▶ [Written problem]:
Output as a JSON list of strings, one per line, everything from the start of the material down to the line containing "longitude-label: 0 (138, 1095, 141, 1100)", both ends included and blank lines left out.

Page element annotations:
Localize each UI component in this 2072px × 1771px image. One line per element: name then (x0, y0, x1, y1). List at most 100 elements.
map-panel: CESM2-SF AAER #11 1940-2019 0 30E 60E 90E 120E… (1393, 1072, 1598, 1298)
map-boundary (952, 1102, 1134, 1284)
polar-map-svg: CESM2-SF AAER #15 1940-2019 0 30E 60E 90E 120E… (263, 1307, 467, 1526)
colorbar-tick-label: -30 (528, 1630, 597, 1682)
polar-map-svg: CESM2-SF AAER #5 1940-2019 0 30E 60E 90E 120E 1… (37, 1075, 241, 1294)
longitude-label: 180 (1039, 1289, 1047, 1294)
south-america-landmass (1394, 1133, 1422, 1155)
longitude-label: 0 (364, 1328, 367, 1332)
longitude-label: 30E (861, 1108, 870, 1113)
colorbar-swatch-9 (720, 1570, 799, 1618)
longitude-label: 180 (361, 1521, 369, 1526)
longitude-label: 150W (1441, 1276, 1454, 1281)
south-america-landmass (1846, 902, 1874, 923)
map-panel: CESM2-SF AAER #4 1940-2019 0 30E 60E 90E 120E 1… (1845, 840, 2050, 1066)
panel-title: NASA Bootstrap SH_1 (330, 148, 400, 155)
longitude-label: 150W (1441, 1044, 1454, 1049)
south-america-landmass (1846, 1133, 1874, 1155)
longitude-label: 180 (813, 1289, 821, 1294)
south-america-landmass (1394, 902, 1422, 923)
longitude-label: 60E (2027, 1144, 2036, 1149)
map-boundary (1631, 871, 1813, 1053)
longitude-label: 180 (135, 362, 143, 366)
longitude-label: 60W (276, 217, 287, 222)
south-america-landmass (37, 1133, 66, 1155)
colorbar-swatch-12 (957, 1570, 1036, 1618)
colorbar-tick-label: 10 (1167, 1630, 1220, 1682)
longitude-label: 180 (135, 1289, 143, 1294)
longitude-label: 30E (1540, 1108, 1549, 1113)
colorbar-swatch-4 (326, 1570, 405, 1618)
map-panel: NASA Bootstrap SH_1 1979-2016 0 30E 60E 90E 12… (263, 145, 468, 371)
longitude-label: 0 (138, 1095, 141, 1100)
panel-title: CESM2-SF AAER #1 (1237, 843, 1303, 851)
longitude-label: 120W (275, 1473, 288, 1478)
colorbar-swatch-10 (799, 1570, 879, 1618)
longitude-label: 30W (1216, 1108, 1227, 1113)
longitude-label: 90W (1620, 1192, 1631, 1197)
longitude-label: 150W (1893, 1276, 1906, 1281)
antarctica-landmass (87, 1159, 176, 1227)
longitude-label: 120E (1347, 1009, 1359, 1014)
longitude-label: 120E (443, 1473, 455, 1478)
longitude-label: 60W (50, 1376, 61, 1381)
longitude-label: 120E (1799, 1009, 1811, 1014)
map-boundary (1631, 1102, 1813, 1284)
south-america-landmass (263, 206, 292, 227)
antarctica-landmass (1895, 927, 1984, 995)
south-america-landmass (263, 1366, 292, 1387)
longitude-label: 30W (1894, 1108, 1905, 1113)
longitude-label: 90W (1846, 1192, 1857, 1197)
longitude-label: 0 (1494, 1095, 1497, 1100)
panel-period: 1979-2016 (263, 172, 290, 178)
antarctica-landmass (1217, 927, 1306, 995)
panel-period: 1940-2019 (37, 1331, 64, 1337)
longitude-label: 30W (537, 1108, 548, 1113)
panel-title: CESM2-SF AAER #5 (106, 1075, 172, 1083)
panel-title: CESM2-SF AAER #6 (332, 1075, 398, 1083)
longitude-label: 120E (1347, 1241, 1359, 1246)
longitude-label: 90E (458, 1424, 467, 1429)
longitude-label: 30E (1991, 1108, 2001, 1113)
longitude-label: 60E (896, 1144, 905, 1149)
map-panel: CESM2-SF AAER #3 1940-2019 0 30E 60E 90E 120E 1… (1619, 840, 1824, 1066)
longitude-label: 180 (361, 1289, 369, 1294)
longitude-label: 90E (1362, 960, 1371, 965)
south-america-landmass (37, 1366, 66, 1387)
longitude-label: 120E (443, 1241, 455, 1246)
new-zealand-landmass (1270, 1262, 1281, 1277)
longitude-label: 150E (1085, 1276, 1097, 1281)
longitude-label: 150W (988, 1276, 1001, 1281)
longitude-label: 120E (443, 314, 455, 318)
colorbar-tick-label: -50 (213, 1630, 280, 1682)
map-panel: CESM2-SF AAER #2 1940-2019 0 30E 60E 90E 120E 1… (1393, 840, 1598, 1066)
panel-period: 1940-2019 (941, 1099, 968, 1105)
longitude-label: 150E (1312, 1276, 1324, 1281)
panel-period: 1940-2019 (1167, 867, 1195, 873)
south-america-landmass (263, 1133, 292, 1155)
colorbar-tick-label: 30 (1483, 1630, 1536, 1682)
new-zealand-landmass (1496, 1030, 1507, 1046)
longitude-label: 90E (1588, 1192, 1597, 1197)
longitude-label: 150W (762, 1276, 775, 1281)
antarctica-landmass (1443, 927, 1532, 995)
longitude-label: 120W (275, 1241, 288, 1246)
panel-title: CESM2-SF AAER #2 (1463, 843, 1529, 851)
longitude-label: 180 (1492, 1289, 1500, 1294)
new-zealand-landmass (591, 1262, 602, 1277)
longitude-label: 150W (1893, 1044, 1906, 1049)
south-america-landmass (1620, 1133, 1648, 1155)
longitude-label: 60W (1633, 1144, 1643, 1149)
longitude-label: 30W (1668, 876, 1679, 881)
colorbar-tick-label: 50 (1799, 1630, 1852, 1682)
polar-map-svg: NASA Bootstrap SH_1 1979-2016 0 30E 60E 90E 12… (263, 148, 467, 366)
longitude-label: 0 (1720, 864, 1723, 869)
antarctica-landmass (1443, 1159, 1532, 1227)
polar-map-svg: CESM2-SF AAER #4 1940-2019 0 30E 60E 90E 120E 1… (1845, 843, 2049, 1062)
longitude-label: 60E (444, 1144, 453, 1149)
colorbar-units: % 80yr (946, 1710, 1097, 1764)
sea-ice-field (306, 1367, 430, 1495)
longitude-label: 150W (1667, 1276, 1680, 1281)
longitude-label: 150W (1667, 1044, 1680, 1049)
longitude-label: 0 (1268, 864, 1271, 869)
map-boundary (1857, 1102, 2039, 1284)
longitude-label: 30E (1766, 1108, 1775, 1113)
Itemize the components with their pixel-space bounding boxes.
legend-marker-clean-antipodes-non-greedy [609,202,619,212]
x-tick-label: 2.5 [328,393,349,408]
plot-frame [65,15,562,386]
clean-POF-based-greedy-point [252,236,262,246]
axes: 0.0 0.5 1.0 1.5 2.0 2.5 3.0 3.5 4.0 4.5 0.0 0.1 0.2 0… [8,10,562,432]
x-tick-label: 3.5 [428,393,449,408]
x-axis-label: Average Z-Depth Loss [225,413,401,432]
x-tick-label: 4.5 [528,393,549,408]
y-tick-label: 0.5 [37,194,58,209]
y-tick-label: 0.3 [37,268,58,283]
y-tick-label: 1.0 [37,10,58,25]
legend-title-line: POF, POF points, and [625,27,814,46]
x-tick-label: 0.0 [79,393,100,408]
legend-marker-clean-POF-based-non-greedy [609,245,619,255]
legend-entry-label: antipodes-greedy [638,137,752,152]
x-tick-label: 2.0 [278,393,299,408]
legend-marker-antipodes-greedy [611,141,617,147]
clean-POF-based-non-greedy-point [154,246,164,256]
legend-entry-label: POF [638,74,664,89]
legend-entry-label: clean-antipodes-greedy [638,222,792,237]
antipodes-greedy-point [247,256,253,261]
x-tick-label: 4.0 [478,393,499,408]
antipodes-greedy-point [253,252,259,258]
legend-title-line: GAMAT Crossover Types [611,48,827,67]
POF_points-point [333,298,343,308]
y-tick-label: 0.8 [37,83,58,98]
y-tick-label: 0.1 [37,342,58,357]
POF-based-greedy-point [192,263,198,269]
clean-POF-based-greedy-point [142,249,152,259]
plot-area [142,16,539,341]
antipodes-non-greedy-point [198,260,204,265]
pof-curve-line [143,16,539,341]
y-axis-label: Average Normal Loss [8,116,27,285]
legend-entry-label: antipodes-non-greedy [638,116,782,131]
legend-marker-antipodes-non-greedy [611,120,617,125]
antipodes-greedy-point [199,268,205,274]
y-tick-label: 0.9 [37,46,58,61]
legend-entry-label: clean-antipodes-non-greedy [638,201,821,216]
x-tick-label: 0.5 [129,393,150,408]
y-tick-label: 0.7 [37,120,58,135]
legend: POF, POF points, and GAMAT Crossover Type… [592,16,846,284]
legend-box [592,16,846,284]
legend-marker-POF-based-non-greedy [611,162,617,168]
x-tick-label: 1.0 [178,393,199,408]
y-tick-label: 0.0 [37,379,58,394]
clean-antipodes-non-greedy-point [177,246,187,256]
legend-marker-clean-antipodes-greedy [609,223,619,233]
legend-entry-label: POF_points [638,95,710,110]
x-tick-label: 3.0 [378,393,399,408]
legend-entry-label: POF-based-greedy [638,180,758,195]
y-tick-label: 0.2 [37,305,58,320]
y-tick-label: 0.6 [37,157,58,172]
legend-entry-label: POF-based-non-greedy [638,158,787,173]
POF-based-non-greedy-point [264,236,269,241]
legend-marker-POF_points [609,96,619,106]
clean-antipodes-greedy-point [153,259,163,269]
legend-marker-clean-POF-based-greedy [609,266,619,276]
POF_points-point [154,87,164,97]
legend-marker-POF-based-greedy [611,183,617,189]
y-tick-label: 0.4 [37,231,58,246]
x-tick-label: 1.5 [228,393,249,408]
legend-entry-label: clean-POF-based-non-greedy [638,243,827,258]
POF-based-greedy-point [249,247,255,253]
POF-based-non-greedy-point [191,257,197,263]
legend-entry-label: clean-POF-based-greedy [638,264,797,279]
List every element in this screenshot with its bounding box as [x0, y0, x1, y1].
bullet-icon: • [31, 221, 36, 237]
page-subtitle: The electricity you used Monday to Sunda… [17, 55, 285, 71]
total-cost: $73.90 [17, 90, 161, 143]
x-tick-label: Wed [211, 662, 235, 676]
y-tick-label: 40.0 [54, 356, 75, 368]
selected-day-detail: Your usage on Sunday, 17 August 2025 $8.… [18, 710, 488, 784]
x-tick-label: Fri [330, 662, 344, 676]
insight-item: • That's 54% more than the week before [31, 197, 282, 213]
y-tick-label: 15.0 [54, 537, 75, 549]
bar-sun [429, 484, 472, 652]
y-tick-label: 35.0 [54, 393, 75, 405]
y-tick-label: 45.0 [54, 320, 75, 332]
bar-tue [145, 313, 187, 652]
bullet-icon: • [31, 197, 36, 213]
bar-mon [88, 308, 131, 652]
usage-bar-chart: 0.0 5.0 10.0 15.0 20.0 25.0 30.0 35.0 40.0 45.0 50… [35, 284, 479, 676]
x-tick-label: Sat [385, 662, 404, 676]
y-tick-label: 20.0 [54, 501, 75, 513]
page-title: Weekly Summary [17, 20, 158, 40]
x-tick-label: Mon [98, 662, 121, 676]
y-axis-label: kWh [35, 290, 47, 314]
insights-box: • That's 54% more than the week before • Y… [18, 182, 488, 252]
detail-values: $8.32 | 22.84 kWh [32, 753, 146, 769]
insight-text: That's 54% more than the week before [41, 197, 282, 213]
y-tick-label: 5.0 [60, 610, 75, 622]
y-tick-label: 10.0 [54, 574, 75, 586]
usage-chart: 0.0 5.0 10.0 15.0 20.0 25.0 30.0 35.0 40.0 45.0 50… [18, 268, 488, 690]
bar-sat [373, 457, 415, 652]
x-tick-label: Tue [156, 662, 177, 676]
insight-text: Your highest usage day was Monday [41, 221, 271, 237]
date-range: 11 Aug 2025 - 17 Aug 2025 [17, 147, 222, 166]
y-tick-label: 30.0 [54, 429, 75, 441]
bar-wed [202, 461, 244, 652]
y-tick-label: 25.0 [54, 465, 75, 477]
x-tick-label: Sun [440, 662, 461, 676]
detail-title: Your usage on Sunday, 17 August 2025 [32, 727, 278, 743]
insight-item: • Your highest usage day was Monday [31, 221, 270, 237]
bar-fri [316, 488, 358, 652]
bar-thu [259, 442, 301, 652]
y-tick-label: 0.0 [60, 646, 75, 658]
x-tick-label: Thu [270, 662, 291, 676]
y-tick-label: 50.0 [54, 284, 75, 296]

▶ [Result of this exercise]:
[
  "Localize each UI component in this 2072px × 1771px image. One line per element: name then (x0, y0, x1, y1). List at most 100 elements.",
  "map-panel: CESM2-SF AAER #11 1940-2019 0 30E 60E 90E 120E… (1393, 1072, 1598, 1298)",
  "map-boundary (952, 1102, 1134, 1284)",
  "polar-map-svg: CESM2-SF AAER #15 1940-2019 0 30E 60E 90E 120E… (263, 1307, 467, 1526)",
  "colorbar-tick-label: -30 (528, 1630, 597, 1682)",
  "polar-map-svg: CESM2-SF AAER #5 1940-2019 0 30E 60E 90E 120E 1… (37, 1075, 241, 1294)",
  "longitude-label: 180 (1039, 1289, 1047, 1294)",
  "south-america-landmass (1394, 1133, 1422, 1155)",
  "longitude-label: 0 (364, 1328, 367, 1332)",
  "longitude-label: 30E (861, 1108, 870, 1113)",
  "colorbar-swatch-9 (720, 1570, 799, 1618)",
  "longitude-label: 180 (361, 1521, 369, 1526)",
  "longitude-label: 150W (1441, 1276, 1454, 1281)",
  "south-america-landmass (1846, 902, 1874, 923)",
  "map-panel: CESM2-SF AAER #4 1940-2019 0 30E 60E 90E 120E 1… (1845, 840, 2050, 1066)",
  "panel-title: NASA Bootstrap SH_1 (330, 148, 400, 155)",
  "longitude-label: 150W (1441, 1044, 1454, 1049)",
  "south-america-landmass (1846, 1133, 1874, 1155)",
  "longitude-label: 180 (813, 1289, 821, 1294)",
  "south-america-landmass (1394, 902, 1422, 923)",
  "longitude-label: 60E (2027, 1144, 2036, 1149)",
  "map-boundary (1631, 871, 1813, 1053)",
  "longitude-label: 180 (135, 362, 143, 366)",
  "longitude-label: 60W (276, 217, 287, 222)",
  "south-america-landmass (37, 1133, 66, 1155)",
  "colorbar-swatch-12 (957, 1570, 1036, 1618)",
  "colorbar-tick-label: 10 (1167, 1630, 1220, 1682)",
  "longitude-label: 180 (135, 1289, 143, 1294)",
  "longitude-label: 30E (1540, 1108, 1549, 1113)",
  "colorbar-swatch-4 (326, 1570, 405, 1618)",
  "map-panel: NASA Bootstrap SH_1 1979-2016 0 30E 60E 90E 12… (263, 145, 468, 371)",
  "longitude-label: 0 (138, 1095, 141, 1100)"
]